=== Record list ===

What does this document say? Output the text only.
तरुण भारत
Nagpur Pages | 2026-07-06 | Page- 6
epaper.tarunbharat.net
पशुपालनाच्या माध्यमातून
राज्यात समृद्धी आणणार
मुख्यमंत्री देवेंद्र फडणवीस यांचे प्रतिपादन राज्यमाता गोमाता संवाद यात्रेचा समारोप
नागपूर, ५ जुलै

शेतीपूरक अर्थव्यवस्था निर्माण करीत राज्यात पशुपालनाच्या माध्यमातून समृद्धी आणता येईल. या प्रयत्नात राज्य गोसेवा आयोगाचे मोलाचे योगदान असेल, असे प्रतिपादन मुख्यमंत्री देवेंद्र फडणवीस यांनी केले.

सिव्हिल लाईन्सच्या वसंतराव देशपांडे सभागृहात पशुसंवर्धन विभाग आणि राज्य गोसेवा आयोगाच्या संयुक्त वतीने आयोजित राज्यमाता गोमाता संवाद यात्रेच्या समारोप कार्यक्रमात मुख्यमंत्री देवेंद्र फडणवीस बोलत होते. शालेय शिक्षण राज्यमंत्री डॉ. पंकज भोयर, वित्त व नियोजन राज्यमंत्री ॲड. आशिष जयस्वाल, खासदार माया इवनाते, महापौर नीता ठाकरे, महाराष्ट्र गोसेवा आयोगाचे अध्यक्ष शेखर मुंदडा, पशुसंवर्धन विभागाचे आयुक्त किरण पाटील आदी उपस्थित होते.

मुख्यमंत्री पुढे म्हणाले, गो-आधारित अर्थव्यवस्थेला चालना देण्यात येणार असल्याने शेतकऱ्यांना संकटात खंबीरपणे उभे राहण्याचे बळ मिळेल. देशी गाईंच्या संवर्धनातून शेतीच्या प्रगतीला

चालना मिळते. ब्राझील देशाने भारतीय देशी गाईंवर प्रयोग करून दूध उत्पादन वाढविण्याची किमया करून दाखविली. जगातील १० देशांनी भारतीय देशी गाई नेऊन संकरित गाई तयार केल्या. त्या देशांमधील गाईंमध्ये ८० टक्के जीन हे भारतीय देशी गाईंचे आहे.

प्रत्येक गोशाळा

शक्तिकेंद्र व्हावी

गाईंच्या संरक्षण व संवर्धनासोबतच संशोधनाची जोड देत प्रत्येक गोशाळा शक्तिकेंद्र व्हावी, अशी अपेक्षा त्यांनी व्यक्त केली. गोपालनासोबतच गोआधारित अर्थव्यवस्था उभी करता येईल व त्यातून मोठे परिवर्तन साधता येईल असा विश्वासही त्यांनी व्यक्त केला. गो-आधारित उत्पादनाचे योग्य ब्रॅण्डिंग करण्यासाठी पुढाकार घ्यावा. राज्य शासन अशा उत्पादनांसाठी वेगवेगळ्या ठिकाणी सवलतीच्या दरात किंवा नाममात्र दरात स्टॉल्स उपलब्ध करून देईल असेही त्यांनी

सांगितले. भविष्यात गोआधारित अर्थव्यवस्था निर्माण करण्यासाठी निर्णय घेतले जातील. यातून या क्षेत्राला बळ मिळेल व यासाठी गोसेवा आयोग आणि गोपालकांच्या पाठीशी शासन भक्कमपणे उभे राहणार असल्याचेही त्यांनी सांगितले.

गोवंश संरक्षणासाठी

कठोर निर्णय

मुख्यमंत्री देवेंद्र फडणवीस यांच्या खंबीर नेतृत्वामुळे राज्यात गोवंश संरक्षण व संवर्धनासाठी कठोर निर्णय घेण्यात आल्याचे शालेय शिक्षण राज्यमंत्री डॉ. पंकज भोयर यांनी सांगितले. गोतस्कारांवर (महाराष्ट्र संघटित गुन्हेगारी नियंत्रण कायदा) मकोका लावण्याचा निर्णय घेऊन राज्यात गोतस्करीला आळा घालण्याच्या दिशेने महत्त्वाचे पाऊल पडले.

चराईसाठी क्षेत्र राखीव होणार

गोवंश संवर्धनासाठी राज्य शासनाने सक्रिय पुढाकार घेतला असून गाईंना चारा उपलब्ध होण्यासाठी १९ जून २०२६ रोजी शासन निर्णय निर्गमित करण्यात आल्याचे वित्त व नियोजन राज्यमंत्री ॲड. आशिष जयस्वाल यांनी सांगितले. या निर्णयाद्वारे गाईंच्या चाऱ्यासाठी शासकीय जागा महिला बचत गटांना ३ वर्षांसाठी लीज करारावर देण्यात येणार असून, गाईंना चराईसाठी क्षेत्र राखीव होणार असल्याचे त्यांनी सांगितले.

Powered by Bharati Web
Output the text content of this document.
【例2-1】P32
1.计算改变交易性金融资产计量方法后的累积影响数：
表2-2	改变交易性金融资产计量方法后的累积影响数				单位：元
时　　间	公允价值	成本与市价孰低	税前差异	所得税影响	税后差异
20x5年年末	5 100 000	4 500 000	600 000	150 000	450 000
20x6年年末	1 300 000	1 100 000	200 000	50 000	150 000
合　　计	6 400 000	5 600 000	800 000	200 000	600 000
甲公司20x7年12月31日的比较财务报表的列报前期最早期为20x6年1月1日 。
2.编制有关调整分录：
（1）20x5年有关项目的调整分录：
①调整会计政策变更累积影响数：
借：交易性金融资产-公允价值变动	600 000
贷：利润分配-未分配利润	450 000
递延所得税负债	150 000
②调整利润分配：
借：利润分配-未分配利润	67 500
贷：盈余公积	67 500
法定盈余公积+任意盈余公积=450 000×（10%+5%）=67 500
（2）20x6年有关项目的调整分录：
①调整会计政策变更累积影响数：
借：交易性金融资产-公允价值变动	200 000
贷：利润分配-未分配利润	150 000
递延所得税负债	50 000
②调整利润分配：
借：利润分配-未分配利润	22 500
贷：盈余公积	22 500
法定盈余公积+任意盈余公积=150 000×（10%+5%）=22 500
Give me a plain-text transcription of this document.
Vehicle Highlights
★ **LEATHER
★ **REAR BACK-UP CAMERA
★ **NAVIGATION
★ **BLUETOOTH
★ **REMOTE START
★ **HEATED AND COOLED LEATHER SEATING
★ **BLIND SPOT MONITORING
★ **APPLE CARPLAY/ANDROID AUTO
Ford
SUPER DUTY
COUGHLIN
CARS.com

===

Given problem:
Which lines include "document"? Copy each of them out.

Output:
What does this document say? Output the text only.
Output the text content of this document.
Give me a plain-text transcription of this document.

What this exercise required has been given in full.